- **The request**
Each record below should be output verbatim, without pictures.

- **Data shown**
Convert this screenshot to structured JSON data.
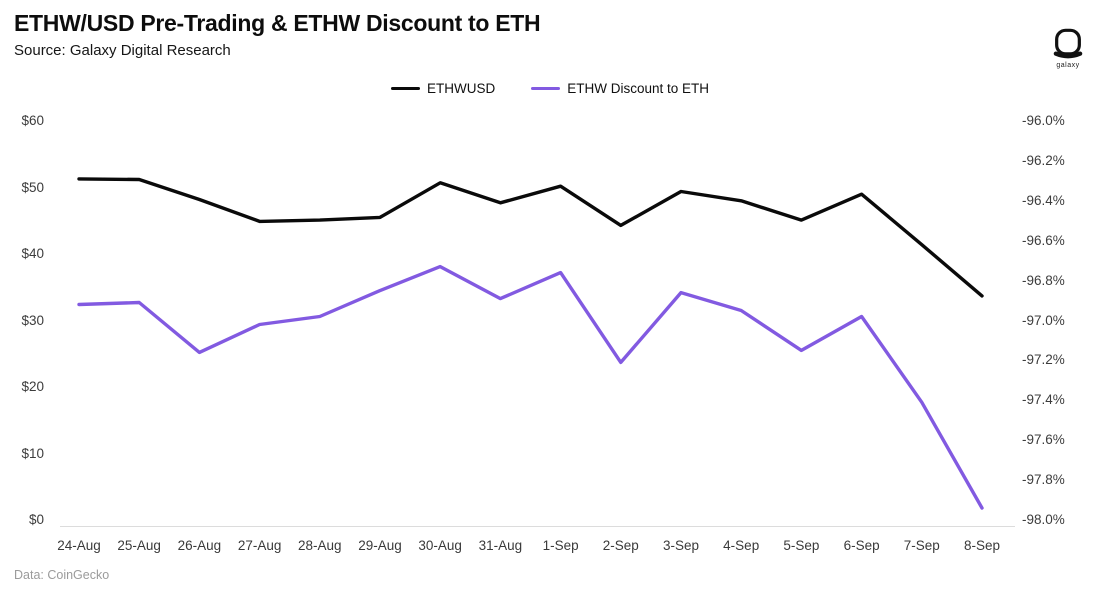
{
  "header": {
    "title": "ETHW/USD Pre-Trading & ETHW Discount to ETH",
    "subtitle": "Source: Galaxy Digital Research"
  },
  "logo": {
    "label": "galaxy"
  },
  "legend": [
    {
      "label": "ETHWUSD",
      "color": "#0a0a0a"
    },
    {
      "label": "ETHW Discount to ETH",
      "color": "#825ae1"
    }
  ],
  "footer": {
    "text": "Data: CoinGecko"
  },
  "colors": {
    "ethwusd_line": "#0a0a0a",
    "discount_line": "#825ae1",
    "axis_line": "#dcdcdc",
    "axis_text": "#3c3c3c"
  },
  "chart_data": {
    "type": "line",
    "title": "ETHW/USD Pre-Trading & ETHW Discount to ETH",
    "categories": [
      "24-Aug",
      "25-Aug",
      "26-Aug",
      "27-Aug",
      "28-Aug",
      "29-Aug",
      "30-Aug",
      "31-Aug",
      "1-Sep",
      "2-Sep",
      "3-Sep",
      "4-Sep",
      "5-Sep",
      "6-Sep",
      "7-Sep",
      "8-Sep"
    ],
    "series": [
      {
        "name": "ETHWUSD",
        "axis": "left",
        "color": "#0a0a0a",
        "values": [
          51.3,
          51.2,
          48.2,
          44.9,
          45.1,
          45.5,
          50.7,
          47.7,
          50.2,
          44.3,
          49.4,
          48.0,
          45.1,
          49.0,
          41.4,
          33.7
        ]
      },
      {
        "name": "ETHW Discount to ETH",
        "axis": "right",
        "color": "#825ae1",
        "values": [
          -96.92,
          -96.91,
          -97.16,
          -97.02,
          -96.98,
          -96.85,
          -96.73,
          -96.89,
          -96.76,
          -97.21,
          -96.86,
          -96.95,
          -97.15,
          -96.98,
          -97.41,
          -97.94
        ]
      }
    ],
    "left_axis": {
      "min": 0,
      "max": 60,
      "step": 10,
      "tick_labels": [
        "$60",
        "$50",
        "$40",
        "$30",
        "$20",
        "$10",
        "$0"
      ]
    },
    "right_axis": {
      "min": -98.0,
      "max": -96.0,
      "step": 0.2,
      "tick_labels": [
        "-96.0%",
        "-96.2%",
        "-96.4%",
        "-96.6%",
        "-96.8%",
        "-97.0%",
        "-97.2%",
        "-97.4%",
        "-97.6%",
        "-97.8%",
        "-98.0%"
      ]
    },
    "grid": false,
    "legend_position": "top"
  }
}
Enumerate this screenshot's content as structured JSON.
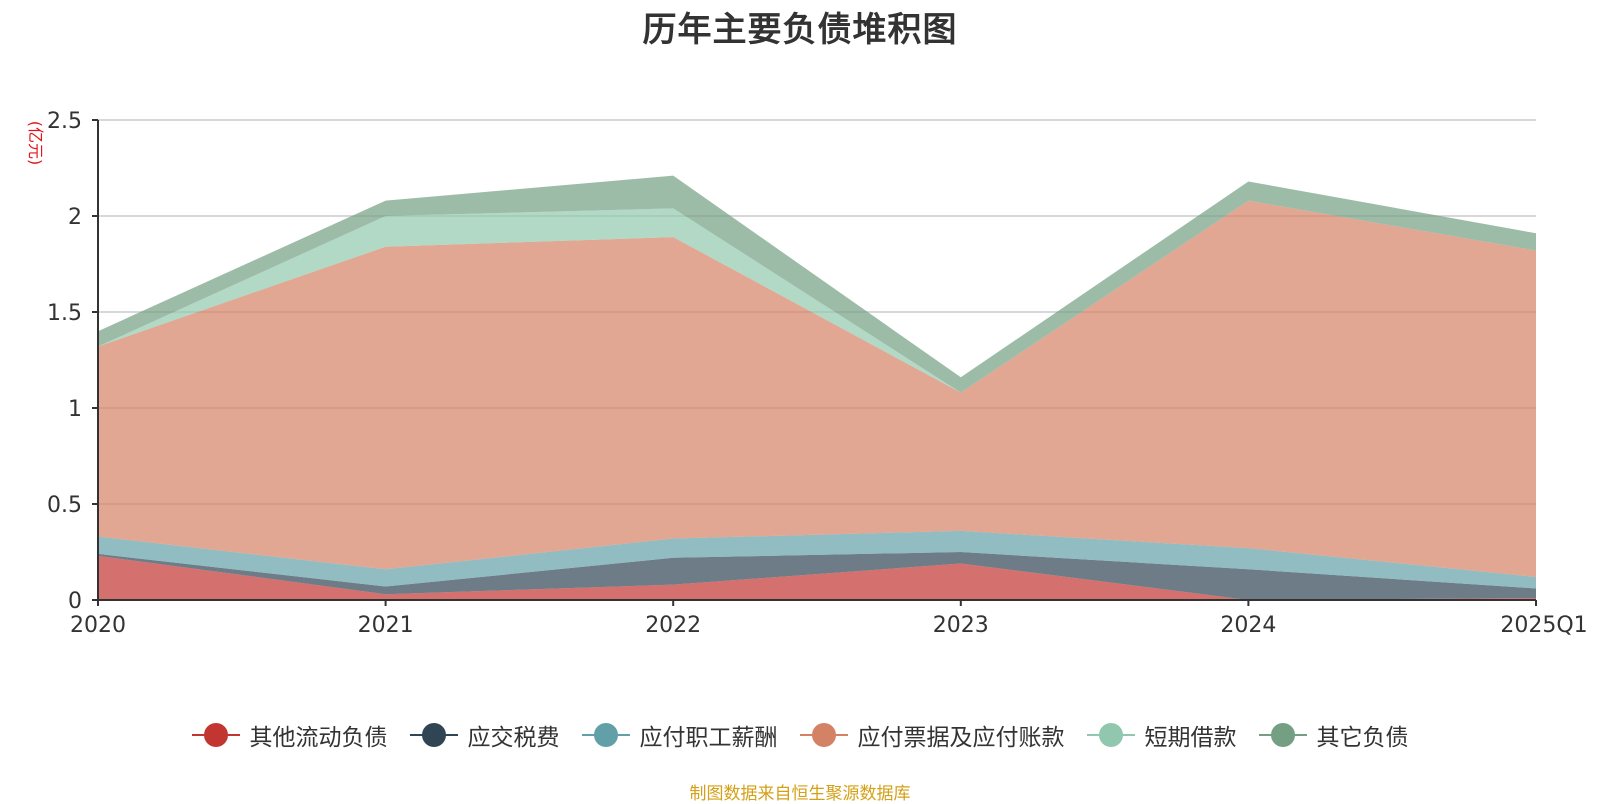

- **Complete response**
Convert this screenshot to structured JSON data.
{
  "header": {
    "title": "ETHW/USD Pre-Trading & ETHW Discount to ETH",
    "subtitle": "Source: Galaxy Digital Research"
  },
  "logo": {
    "label": "galaxy"
  },
  "legend": [
    {
      "label": "ETHWUSD",
      "color": "#0a0a0a"
    },
    {
      "label": "ETHW Discount to ETH",
      "color": "#825ae1"
    }
  ],
  "footer": {
    "text": "Data: CoinGecko"
  },
  "colors": {
    "ethwusd_line": "#0a0a0a",
    "discount_line": "#825ae1",
    "axis_line": "#dcdcdc",
    "axis_text": "#3c3c3c"
  },
  "chart_data": {
    "type": "line",
    "title": "ETHW/USD Pre-Trading & ETHW Discount to ETH",
    "categories": [
      "24-Aug",
      "25-Aug",
      "26-Aug",
      "27-Aug",
      "28-Aug",
      "29-Aug",
      "30-Aug",
      "31-Aug",
      "1-Sep",
      "2-Sep",
      "3-Sep",
      "4-Sep",
      "5-Sep",
      "6-Sep",
      "7-Sep",
      "8-Sep"
    ],
    "series": [
      {
        "name": "ETHWUSD",
        "axis": "left",
        "color": "#0a0a0a",
        "values": [
          51.3,
          51.2,
          48.2,
          44.9,
          45.1,
          45.5,
          50.7,
          47.7,
          50.2,
          44.3,
          49.4,
          48.0,
          45.1,
          49.0,
          41.4,
          33.7
        ]
      },
      {
        "name": "ETHW Discount to ETH",
        "axis": "right",
        "color": "#825ae1",
        "values": [
          -96.92,
          -96.91,
          -97.16,
          -97.02,
          -96.98,
          -96.85,
          -96.73,
          -96.89,
          -96.76,
          -97.21,
          -96.86,
          -96.95,
          -97.15,
          -96.98,
          -97.41,
          -97.94
        ]
      }
    ],
    "left_axis": {
      "min": 0,
      "max": 60,
      "step": 10,
      "tick_labels": [
        "$60",
        "$50",
        "$40",
        "$30",
        "$20",
        "$10",
        "$0"
      ]
    },
    "right_axis": {
      "min": -98.0,
      "max": -96.0,
      "step": 0.2,
      "tick_labels": [
        "-96.0%",
        "-96.2%",
        "-96.4%",
        "-96.6%",
        "-96.8%",
        "-97.0%",
        "-97.2%",
        "-97.4%",
        "-97.6%",
        "-97.8%",
        "-98.0%"
      ]
    },
    "grid": false,
    "legend_position": "top"
  }
}
Enumerate this screenshot's content as structured JSON.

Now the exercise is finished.